**The request**.
Output the material word for word. Leave each picture out.

**The records**.
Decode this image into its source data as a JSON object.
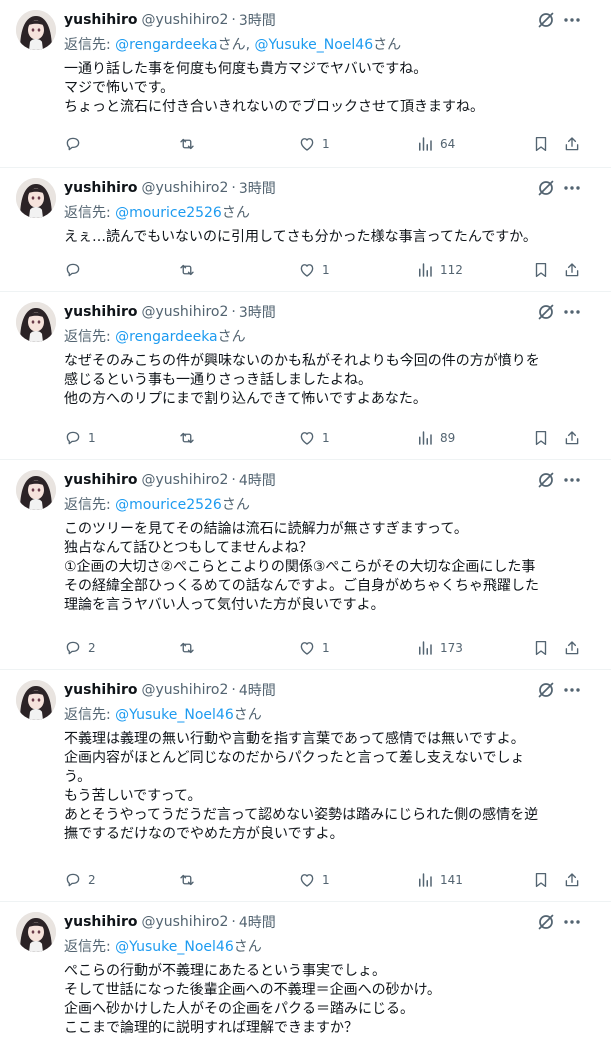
{
  "reply_prefix": "返信先: ",
  "posts": [
    {
      "name": "yushihiro",
      "handle": "@yushihiro2",
      "time": "3時間",
      "reply_to": [
        {
          "m": "@rengardeeka",
          "s": "さん, "
        },
        {
          "m": "@Yusuke_Noel46",
          "s": "さん"
        }
      ],
      "lines": [
        "一通り話した事を何度も何度も貴方マジでヤバいですね。",
        "マジで怖いです。",
        "ちょっと流石に付き合いきれないのでブロックさせて頂きますね。"
      ],
      "replies": "",
      "retweets": "",
      "likes": "1",
      "views": "64"
    },
    {
      "name": "yushihiro",
      "handle": "@yushihiro2",
      "time": "3時間",
      "reply_to": [
        {
          "m": "@mourice2526",
          "s": "さん"
        }
      ],
      "lines": [
        "えぇ…読んでもいないのに引用してさも分かった様な事言ってたんですか。"
      ],
      "replies": "",
      "retweets": "",
      "likes": "1",
      "views": "112"
    },
    {
      "name": "yushihiro",
      "handle": "@yushihiro2",
      "time": "3時間",
      "reply_to": [
        {
          "m": "@rengardeeka",
          "s": "さん"
        }
      ],
      "lines": [
        "なぜそのみこちの件が興味ないのかも私がそれよりも今回の件の方が憤りを",
        "感じるという事も一通りさっき話しましたよね。",
        "他の方へのリプにまで割り込んできて怖いですよあなた。"
      ],
      "replies": "1",
      "retweets": "",
      "likes": "1",
      "views": "89"
    },
    {
      "name": "yushihiro",
      "handle": "@yushihiro2",
      "time": "4時間",
      "reply_to": [
        {
          "m": "@mourice2526",
          "s": "さん"
        }
      ],
      "lines": [
        "このツリーを見てその結論は流石に読解力が無さすぎますって。",
        "独占なんて話ひとつもしてませんよね？",
        "①企画の大切さ②ぺこらとこよりの関係③ぺこらがその大切な企画にした事",
        "その経緯全部ひっくるめての話なんですよ。ご自身がめちゃくちゃ飛躍した",
        "理論を言うヤバい人って気付いた方が良いですよ。"
      ],
      "replies": "2",
      "retweets": "",
      "likes": "1",
      "views": "173"
    },
    {
      "name": "yushihiro",
      "handle": "@yushihiro2",
      "time": "4時間",
      "reply_to": [
        {
          "m": "@Yusuke_Noel46",
          "s": "さん"
        }
      ],
      "lines": [
        "不義理は義理の無い行動や言動を指す言葉であって感情では無いですよ。",
        "企画内容がほとんど同じなのだからパクったと言って差し支えないでしょ",
        "う。",
        "もう苦しいですって。",
        "あとそうやってうだうだ言って認めない姿勢は踏みにじられた側の感情を逆",
        "撫でするだけなのでやめた方が良いですよ。"
      ],
      "replies": "2",
      "retweets": "",
      "likes": "1",
      "views": "141"
    },
    {
      "name": "yushihiro",
      "handle": "@yushihiro2",
      "time": "4時間",
      "reply_to": [
        {
          "m": "@Yusuke_Noel46",
          "s": "さん"
        }
      ],
      "lines": [
        "ぺこらの行動が不義理にあたるという事実でしょ。",
        "そして世話になった後輩企画への不義理＝企画への砂かけ。",
        "企画へ砂かけした人がその企画をパクる＝踏みにじる。",
        "ここまで論理的に説明すれば理解できますか？"
      ],
      "replies": "",
      "retweets": "",
      "likes": "",
      "views": ""
    }
  ]
}
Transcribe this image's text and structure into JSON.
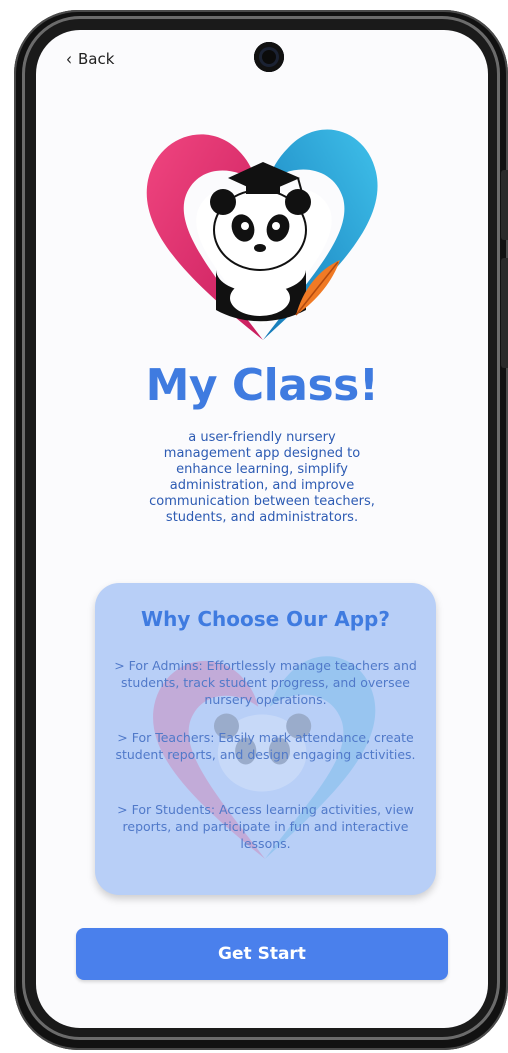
{
  "nav": {
    "back_label": "Back"
  },
  "hero": {
    "title": "My Class!",
    "description": "a user-friendly nursery management app designed to enhance learning, simplify administration, and improve communication between teachers, students, and administrators."
  },
  "card": {
    "title": "Why Choose Our App?",
    "items": [
      "> For Admins: Effortlessly manage teachers and students, track student progress, and oversee nursery operations.",
      "> For Teachers: Easily mark attendance, create student reports, and design engaging activities.",
      "> For Students: Access learning activities, view reports, and participate in fun and interactive lessons."
    ]
  },
  "actions": {
    "start_label": "Get Start"
  },
  "icons": {
    "back": "chevron-left-icon",
    "logo": "panda-heart-logo",
    "camera": "front-camera"
  },
  "colors": {
    "primary": "#4a80ec",
    "title": "#3f7be0",
    "card_bg": "#b8cff7",
    "heart_pink": "#e8306f",
    "heart_blue": "#2aa6d8"
  }
}
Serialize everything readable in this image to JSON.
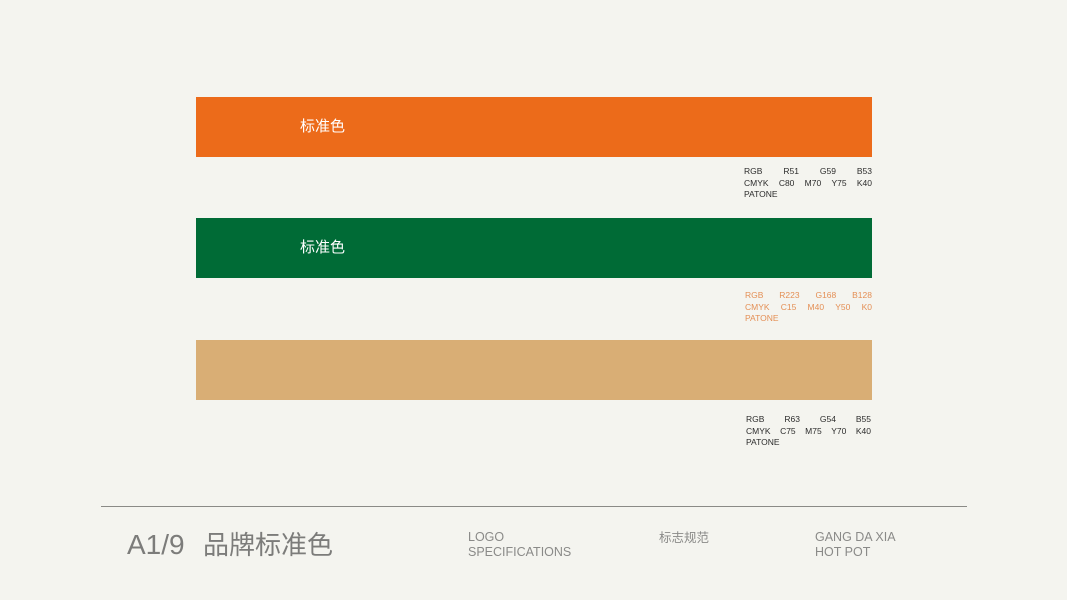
{
  "swatches": [
    {
      "color": "#ec6b1a",
      "label": "标准色",
      "spec_color": "#2c2c2c",
      "rgb": [
        "RGB",
        "R51",
        "G59",
        "B53"
      ],
      "cmyk": [
        "CMYK",
        "C80",
        "M70",
        "Y75",
        "K40"
      ],
      "patone": "PATONE"
    },
    {
      "color": "#006b36",
      "label": "标准色",
      "spec_color": "#e48f55",
      "rgb": [
        "RGB",
        "R223",
        "G168",
        "B128"
      ],
      "cmyk": [
        "CMYK",
        "C15",
        "M40",
        "Y50",
        "K0"
      ],
      "patone": "PATONE"
    },
    {
      "color": "#d9ae75",
      "label": "",
      "spec_color": "#2c2c2c",
      "rgb": [
        "RGB",
        "R63",
        "G54",
        "B55"
      ],
      "cmyk": [
        "CMYK",
        "C75",
        "M75",
        "Y70",
        "K40"
      ],
      "patone": "PATONE"
    }
  ],
  "footer": {
    "page_number": "A1/9",
    "page_title": "品牌标准色",
    "section_en_line1": "LOGO",
    "section_en_line2": "SPECIFICATIONS",
    "section_cn": "标志规范",
    "brand_line1": "GANG DA XIA",
    "brand_line2": "HOT POT"
  }
}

**Output for this task**.
Decode this image into its source data as a JSON object.
{
  "reply_prefix": "返信先: ",
  "posts": [
    {
      "name": "yushihiro",
      "handle": "@yushihiro2",
      "time": "3時間",
      "reply_to": [
        {
          "m": "@rengardeeka",
          "s": "さん, "
        },
        {
          "m": "@Yusuke_Noel46",
          "s": "さん"
        }
      ],
      "lines": [
        "一通り話した事を何度も何度も貴方マジでヤバいですね。",
        "マジで怖いです。",
        "ちょっと流石に付き合いきれないのでブロックさせて頂きますね。"
      ],
      "replies": "",
      "retweets": "",
      "likes": "1",
      "views": "64"
    },
    {
      "name": "yushihiro",
      "handle": "@yushihiro2",
      "time": "3時間",
      "reply_to": [
        {
          "m": "@mourice2526",
          "s": "さん"
        }
      ],
      "lines": [
        "えぇ…読んでもいないのに引用してさも分かった様な事言ってたんですか。"
      ],
      "replies": "",
      "retweets": "",
      "likes": "1",
      "views": "112"
    },
    {
      "name": "yushihiro",
      "handle": "@yushihiro2",
      "time": "3時間",
      "reply_to": [
        {
          "m": "@rengardeeka",
          "s": "さん"
        }
      ],
      "lines": [
        "なぜそのみこちの件が興味ないのかも私がそれよりも今回の件の方が憤りを",
        "感じるという事も一通りさっき話しましたよね。",
        "他の方へのリプにまで割り込んできて怖いですよあなた。"
      ],
      "replies": "1",
      "retweets": "",
      "likes": "1",
      "views": "89"
    },
    {
      "name": "yushihiro",
      "handle": "@yushihiro2",
      "time": "4時間",
      "reply_to": [
        {
          "m": "@mourice2526",
          "s": "さん"
        }
      ],
      "lines": [
        "このツリーを見てその結論は流石に読解力が無さすぎますって。",
        "独占なんて話ひとつもしてませんよね？",
        "①企画の大切さ②ぺこらとこよりの関係③ぺこらがその大切な企画にした事",
        "その経緯全部ひっくるめての話なんですよ。ご自身がめちゃくちゃ飛躍した",
        "理論を言うヤバい人って気付いた方が良いですよ。"
      ],
      "replies": "2",
      "retweets": "",
      "likes": "1",
      "views": "173"
    },
    {
      "name": "yushihiro",
      "handle": "@yushihiro2",
      "time": "4時間",
      "reply_to": [
        {
          "m": "@Yusuke_Noel46",
          "s": "さん"
        }
      ],
      "lines": [
        "不義理は義理の無い行動や言動を指す言葉であって感情では無いですよ。",
        "企画内容がほとんど同じなのだからパクったと言って差し支えないでしょ",
        "う。",
        "もう苦しいですって。",
        "あとそうやってうだうだ言って認めない姿勢は踏みにじられた側の感情を逆",
        "撫でするだけなのでやめた方が良いですよ。"
      ],
      "replies": "2",
      "retweets": "",
      "likes": "1",
      "views": "141"
    },
    {
      "name": "yushihiro",
      "handle": "@yushihiro2",
      "time": "4時間",
      "reply_to": [
        {
          "m": "@Yusuke_Noel46",
          "s": "さん"
        }
      ],
      "lines": [
        "ぺこらの行動が不義理にあたるという事実でしょ。",
        "そして世話になった後輩企画への不義理＝企画への砂かけ。",
        "企画へ砂かけした人がその企画をパクる＝踏みにじる。",
        "ここまで論理的に説明すれば理解できますか？"
      ],
      "replies": "",
      "retweets": "",
      "likes": "",
      "views": ""
    }
  ]
}
Transcribe this image's text and structure into JSON.
{
  "nav": {
    "back_label": "Back"
  },
  "hero": {
    "title": "My Class!",
    "description": "a user-friendly nursery management app designed to enhance learning, simplify administration, and improve communication between teachers, students, and administrators."
  },
  "card": {
    "title": "Why Choose Our App?",
    "items": [
      "> For Admins: Effortlessly manage teachers and students, track student progress, and oversee nursery operations.",
      "> For Teachers: Easily mark attendance, create student reports, and design engaging activities.",
      "> For Students: Access learning activities, view reports, and participate in fun and interactive lessons."
    ]
  },
  "actions": {
    "start_label": "Get Start"
  },
  "icons": {
    "back": "chevron-left-icon",
    "logo": "panda-heart-logo",
    "camera": "front-camera"
  },
  "colors": {
    "primary": "#4a80ec",
    "title": "#3f7be0",
    "card_bg": "#b8cff7",
    "heart_pink": "#e8306f",
    "heart_blue": "#2aa6d8"
  }
}
Serialize everything readable in this image to JSON.
{
  "swatches": [
    {
      "color": "#ec6b1a",
      "label": "标准色",
      "spec_color": "#2c2c2c",
      "rgb": [
        "RGB",
        "R51",
        "G59",
        "B53"
      ],
      "cmyk": [
        "CMYK",
        "C80",
        "M70",
        "Y75",
        "K40"
      ],
      "patone": "PATONE"
    },
    {
      "color": "#006b36",
      "label": "标准色",
      "spec_color": "#e48f55",
      "rgb": [
        "RGB",
        "R223",
        "G168",
        "B128"
      ],
      "cmyk": [
        "CMYK",
        "C15",
        "M40",
        "Y50",
        "K0"
      ],
      "patone": "PATONE"
    },
    {
      "color": "#d9ae75",
      "label": "",
      "spec_color": "#2c2c2c",
      "rgb": [
        "RGB",
        "R63",
        "G54",
        "B55"
      ],
      "cmyk": [
        "CMYK",
        "C75",
        "M75",
        "Y70",
        "K40"
      ],
      "patone": "PATONE"
    }
  ],
  "footer": {
    "page_number": "A1/9",
    "page_title": "品牌标准色",
    "section_en_line1": "LOGO",
    "section_en_line2": "SPECIFICATIONS",
    "section_cn": "标志规范",
    "brand_line1": "GANG DA XIA",
    "brand_line2": "HOT POT"
  }
}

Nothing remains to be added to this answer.